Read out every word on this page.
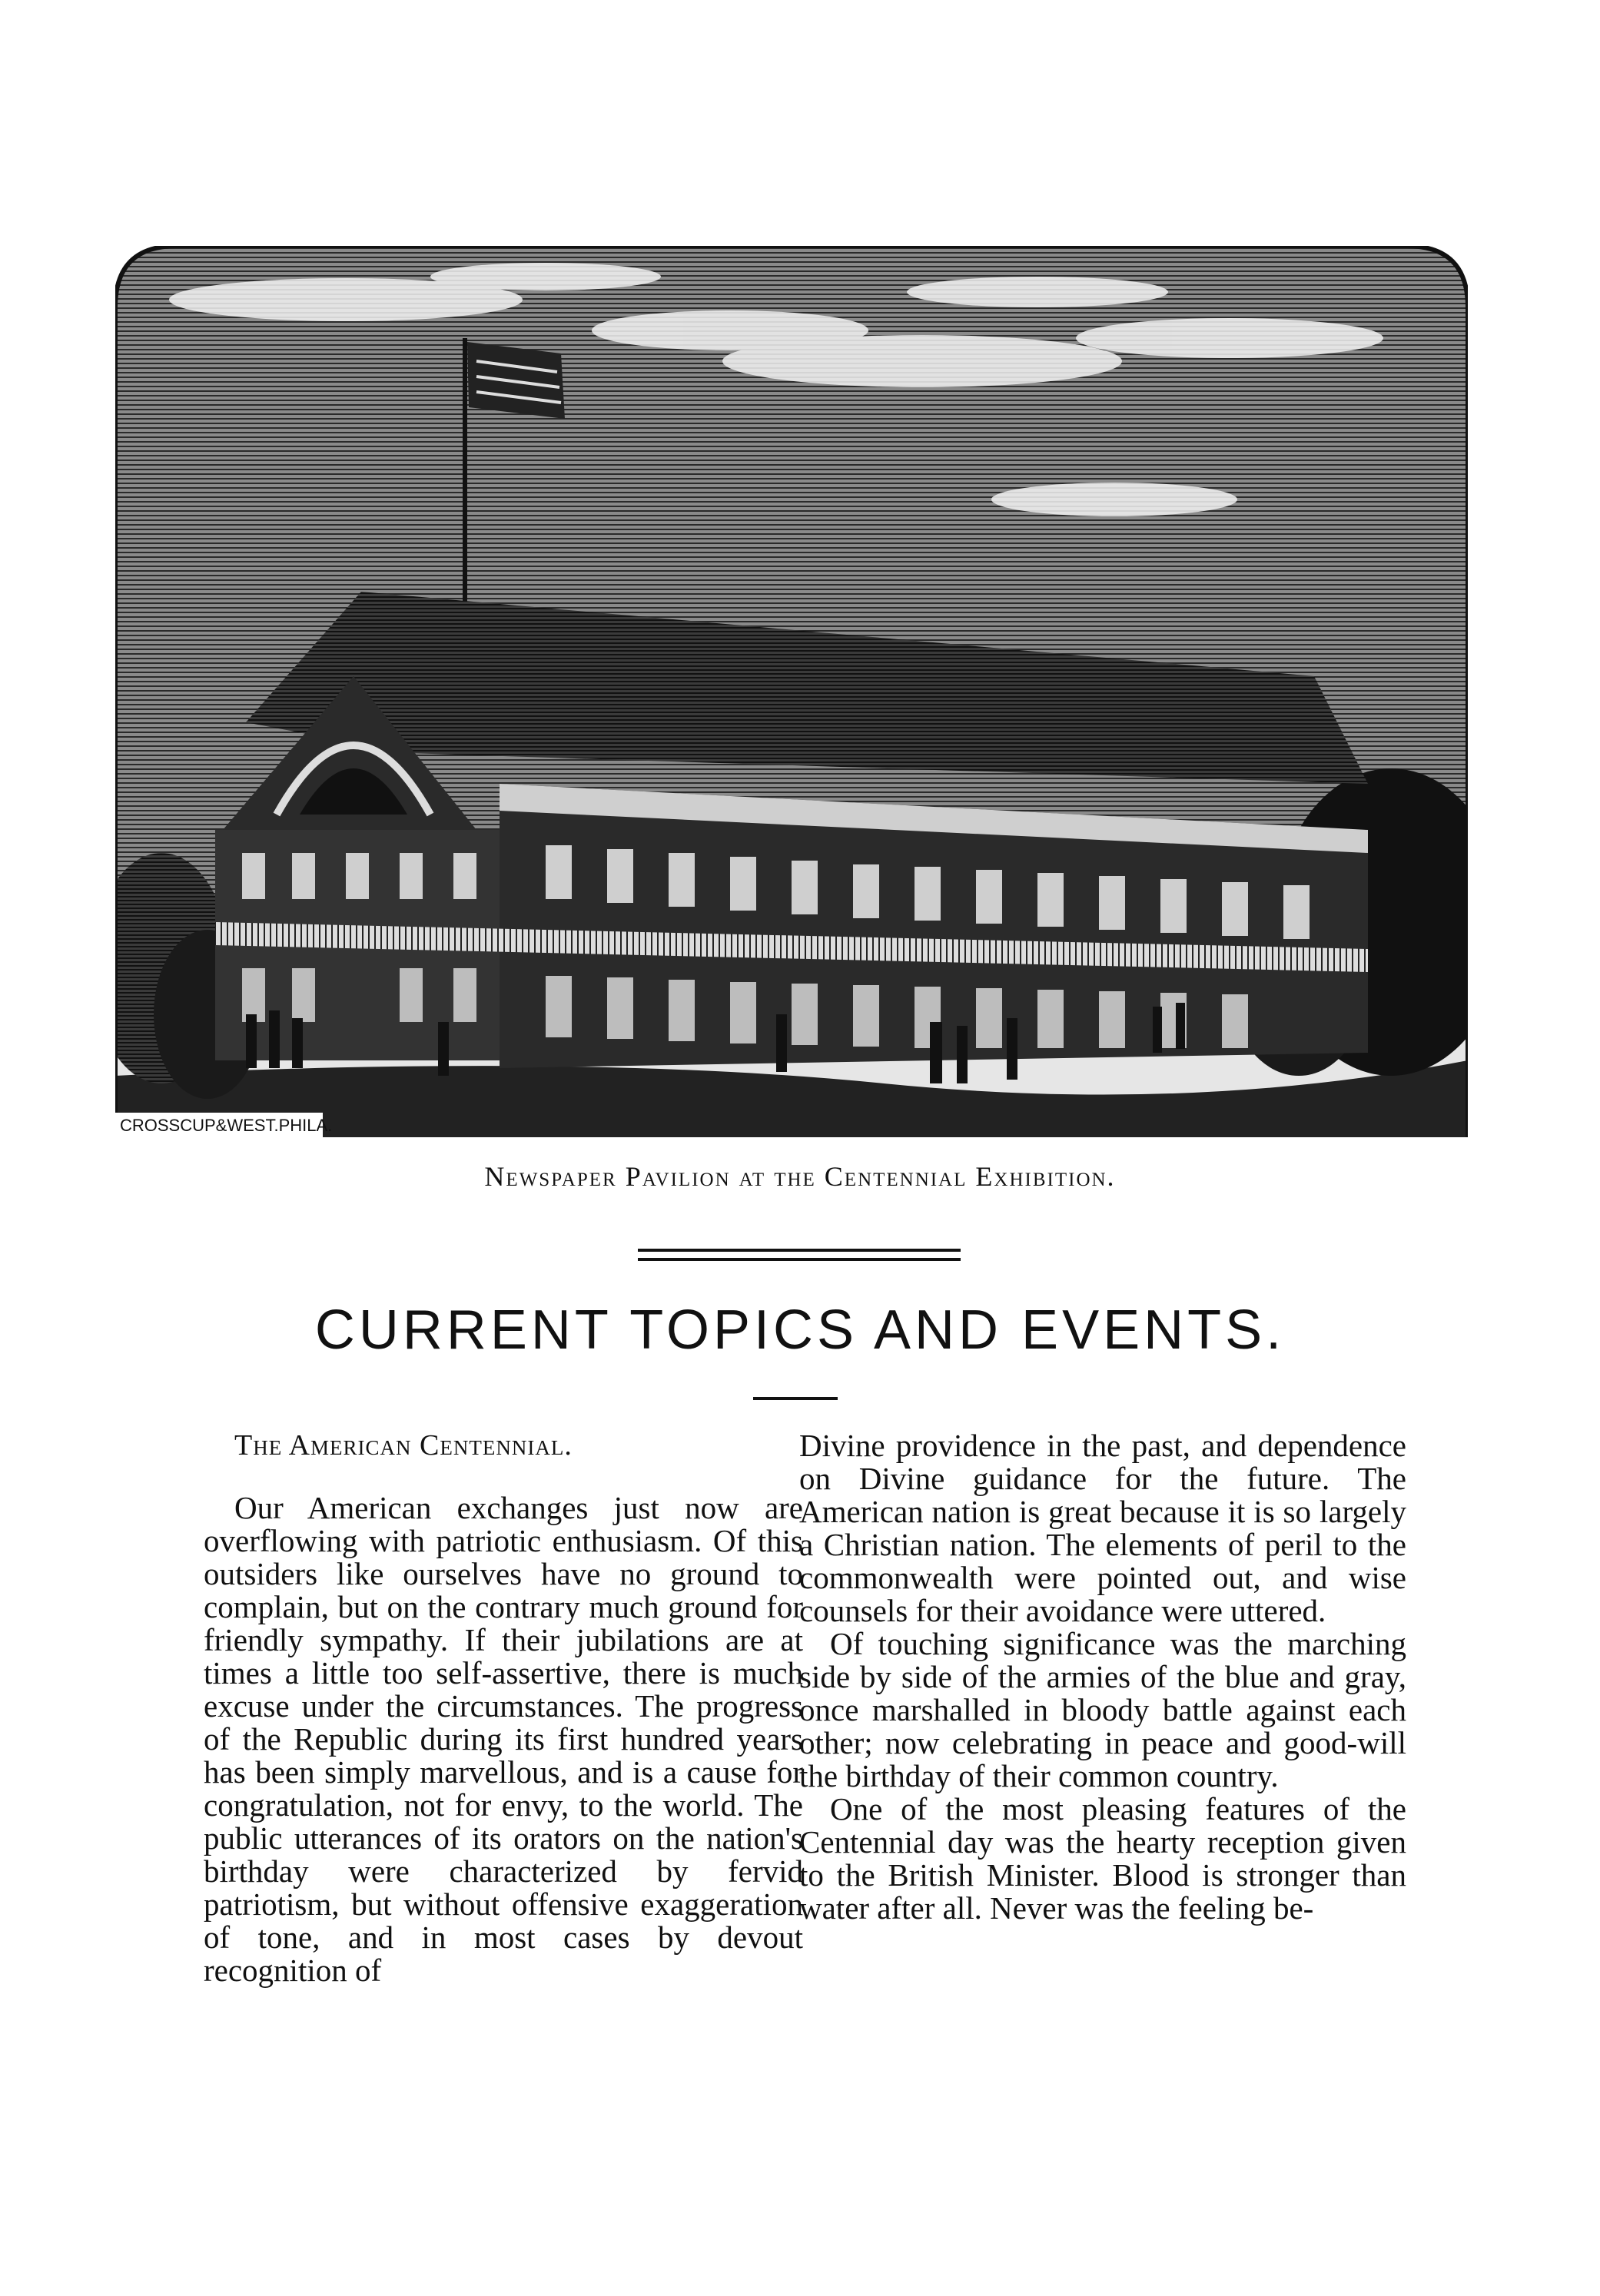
CROSSCUP&WEST.PHILA.
Newspaper Pavilion at the Centennial Exhibition.
CURRENT TOPICS AND EVENTS.
The American Centennial.

Our American exchanges just now are overflowing with patriotic enthusiasm. Of this outsiders like ourselves have no ground to complain, but on the contrary much ground for friendly sympathy. If their jubilations are at times a little too self-assertive, there is much excuse under the circumstances. The progress of the Republic during its first hundred years has been simply marvellous, and is a cause for congratulation, not for envy, to the world. The public utterances of its orators on the nation's birthday were characterized by fervid patriotism, but without offensive exaggeration of tone, and in most cases by devout recognition of

Divine providence in the past, and dependence on Divine guidance for the future. The American nation is great because it is so largely a Christian nation. The elements of peril to the commonwealth were pointed out, and wise counsels for their avoidance were uttered.

Of touching significance was the marching side by side of the armies of the blue and gray, once marshalled in bloody battle against each other; now celebrating in peace and good-will the birthday of their common country.

One of the most pleasing features of the Centennial day was the hearty reception given to the British Minister. Blood is stronger than water after all. Never was the feeling be-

**DIRECTION:** The records shown above are to be repeated exactly, with the pictures left out.

**SOLUTION TO THIS TASK:**
Read out every word on this page.
CROSSCUP&WEST.PHILA.
Newspaper Pavilion at the Centennial Exhibition.
CURRENT TOPICS AND EVENTS.
The American Centennial.

Our American exchanges just now are overflowing with patriotic enthusiasm. Of this outsiders like ourselves have no ground to complain, but on the contrary much ground for friendly sympathy. If their jubilations are at times a little too self-assertive, there is much excuse under the circumstances. The progress of the Republic during its first hundred years has been simply marvellous, and is a cause for congratulation, not for envy, to the world. The public utterances of its orators on the nation's birthday were characterized by fervid patriotism, but without offensive exaggeration of tone, and in most cases by devout recognition of

Divine providence in the past, and dependence on Divine guidance for the future. The American nation is great because it is so largely a Christian nation. The elements of peril to the commonwealth were pointed out, and wise counsels for their avoidance were uttered.

Of touching significance was the marching side by side of the armies of the blue and gray, once marshalled in bloody battle against each other; now celebrating in peace and good-will the birthday of their common country.

One of the most pleasing features of the Centennial day was the hearty reception given to the British Minister. Blood is stronger than water after all. Never was the feeling be-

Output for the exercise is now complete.